Without omitting anything, retype the data that follows.

____ TASK INPUTS

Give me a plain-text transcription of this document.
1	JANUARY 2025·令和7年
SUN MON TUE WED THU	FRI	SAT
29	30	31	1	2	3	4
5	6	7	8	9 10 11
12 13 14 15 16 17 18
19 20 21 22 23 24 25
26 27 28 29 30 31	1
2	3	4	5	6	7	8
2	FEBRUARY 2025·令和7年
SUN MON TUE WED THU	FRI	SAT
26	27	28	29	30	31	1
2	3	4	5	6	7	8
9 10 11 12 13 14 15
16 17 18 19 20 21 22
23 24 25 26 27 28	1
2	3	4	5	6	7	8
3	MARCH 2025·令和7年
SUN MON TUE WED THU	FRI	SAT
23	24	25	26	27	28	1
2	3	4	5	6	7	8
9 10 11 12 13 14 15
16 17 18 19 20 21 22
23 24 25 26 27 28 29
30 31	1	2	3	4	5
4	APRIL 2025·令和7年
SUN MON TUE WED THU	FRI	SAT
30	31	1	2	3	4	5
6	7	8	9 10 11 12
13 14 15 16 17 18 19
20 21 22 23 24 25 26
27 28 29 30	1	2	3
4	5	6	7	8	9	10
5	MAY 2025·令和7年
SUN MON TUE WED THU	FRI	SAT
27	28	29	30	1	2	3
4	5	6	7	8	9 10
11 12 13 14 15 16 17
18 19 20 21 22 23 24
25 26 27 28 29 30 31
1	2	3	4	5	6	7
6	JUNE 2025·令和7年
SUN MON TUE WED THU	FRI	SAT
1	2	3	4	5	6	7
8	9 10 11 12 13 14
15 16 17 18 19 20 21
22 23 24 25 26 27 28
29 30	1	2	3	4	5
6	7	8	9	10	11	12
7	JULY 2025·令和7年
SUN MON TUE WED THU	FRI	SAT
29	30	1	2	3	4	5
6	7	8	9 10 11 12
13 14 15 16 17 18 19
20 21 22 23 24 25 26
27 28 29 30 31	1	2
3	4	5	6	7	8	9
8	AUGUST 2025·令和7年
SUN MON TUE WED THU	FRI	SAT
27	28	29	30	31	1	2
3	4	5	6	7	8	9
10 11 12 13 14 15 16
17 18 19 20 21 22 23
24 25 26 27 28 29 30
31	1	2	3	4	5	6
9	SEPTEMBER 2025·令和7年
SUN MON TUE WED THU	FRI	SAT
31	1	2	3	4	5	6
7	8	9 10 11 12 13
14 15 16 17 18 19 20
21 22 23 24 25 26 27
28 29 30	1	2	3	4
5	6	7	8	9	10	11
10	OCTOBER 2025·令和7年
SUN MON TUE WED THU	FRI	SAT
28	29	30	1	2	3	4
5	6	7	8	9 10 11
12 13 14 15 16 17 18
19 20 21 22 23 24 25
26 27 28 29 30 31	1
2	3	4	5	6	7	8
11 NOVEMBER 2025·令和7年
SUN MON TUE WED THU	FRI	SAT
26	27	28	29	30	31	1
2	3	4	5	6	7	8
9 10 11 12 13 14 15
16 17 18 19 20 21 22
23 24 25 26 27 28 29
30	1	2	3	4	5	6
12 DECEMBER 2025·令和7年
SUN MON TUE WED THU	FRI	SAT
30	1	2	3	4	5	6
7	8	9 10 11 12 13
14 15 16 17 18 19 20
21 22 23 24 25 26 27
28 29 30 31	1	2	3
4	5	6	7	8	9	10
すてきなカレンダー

________

> _EXERCISE ANSWER_:
Give me a plain-text transcription of this document.
1	JANUARY 2025·令和7年
SUN MON TUE WED THU	FRI	SAT
29	30	31	1	2	3	4
5	6	7	8	9 10 11
12 13 14 15 16 17 18
19 20 21 22 23 24 25
26 27 28 29 30 31	1
2	3	4	5	6	7	8
2	FEBRUARY 2025·令和7年
SUN MON TUE WED THU	FRI	SAT
26	27	28	29	30	31	1
2	3	4	5	6	7	8
9 10 11 12 13 14 15
16 17 18 19 20 21 22
23 24 25 26 27 28	1
2	3	4	5	6	7	8
3	MARCH 2025·令和7年
SUN MON TUE WED THU	FRI	SAT
23	24	25	26	27	28	1
2	3	4	5	6	7	8
9 10 11 12 13 14 15
16 17 18 19 20 21 22
23 24 25 26 27 28 29
30 31	1	2	3	4	5
4	APRIL 2025·令和7年
SUN MON TUE WED THU	FRI	SAT
30	31	1	2	3	4	5
6	7	8	9 10 11 12
13 14 15 16 17 18 19
20 21 22 23 24 25 26
27 28 29 30	1	2	3
4	5	6	7	8	9	10
5	MAY 2025·令和7年
SUN MON TUE WED THU	FRI	SAT
27	28	29	30	1	2	3
4	5	6	7	8	9 10
11 12 13 14 15 16 17
18 19 20 21 22 23 24
25 26 27 28 29 30 31
1	2	3	4	5	6	7
6	JUNE 2025·令和7年
SUN MON TUE WED THU	FRI	SAT
1	2	3	4	5	6	7
8	9 10 11 12 13 14
15 16 17 18 19 20 21
22 23 24 25 26 27 28
29 30	1	2	3	4	5
6	7	8	9	10	11	12
7	JULY 2025·令和7年
SUN MON TUE WED THU	FRI	SAT
29	30	1	2	3	4	5
6	7	8	9 10 11 12
13 14 15 16 17 18 19
20 21 22 23 24 25 26
27 28 29 30 31	1	2
3	4	5	6	7	8	9
8	AUGUST 2025·令和7年
SUN MON TUE WED THU	FRI	SAT
27	28	29	30	31	1	2
3	4	5	6	7	8	9
10 11 12 13 14 15 16
17 18 19 20 21 22 23
24 25 26 27 28 29 30
31	1	2	3	4	5	6
9	SEPTEMBER 2025·令和7年
SUN MON TUE WED THU	FRI	SAT
31	1	2	3	4	5	6
7	8	9 10 11 12 13
14 15 16 17 18 19 20
21 22 23 24 25 26 27
28 29 30	1	2	3	4
5	6	7	8	9	10	11
10	OCTOBER 2025·令和7年
SUN MON TUE WED THU	FRI	SAT
28	29	30	1	2	3	4
5	6	7	8	9 10 11
12 13 14 15 16 17 18
19 20 21 22 23 24 25
26 27 28 29 30 31	1
2	3	4	5	6	7	8
11 NOVEMBER 2025·令和7年
SUN MON TUE WED THU	FRI	SAT
26	27	28	29	30	31	1
2	3	4	5	6	7	8
9 10 11 12 13 14 15
16 17 18 19 20 21 22
23 24 25 26 27 28 29
30	1	2	3	4	5	6
12 DECEMBER 2025·令和7年
SUN MON TUE WED THU	FRI	SAT
30	1	2	3	4	5	6
7	8	9 10 11 12 13
14 15 16 17 18 19 20
21 22 23 24 25 26 27
28 29 30 31	1	2	3
4	5	6	7	8	9	10
すてきなカレンダー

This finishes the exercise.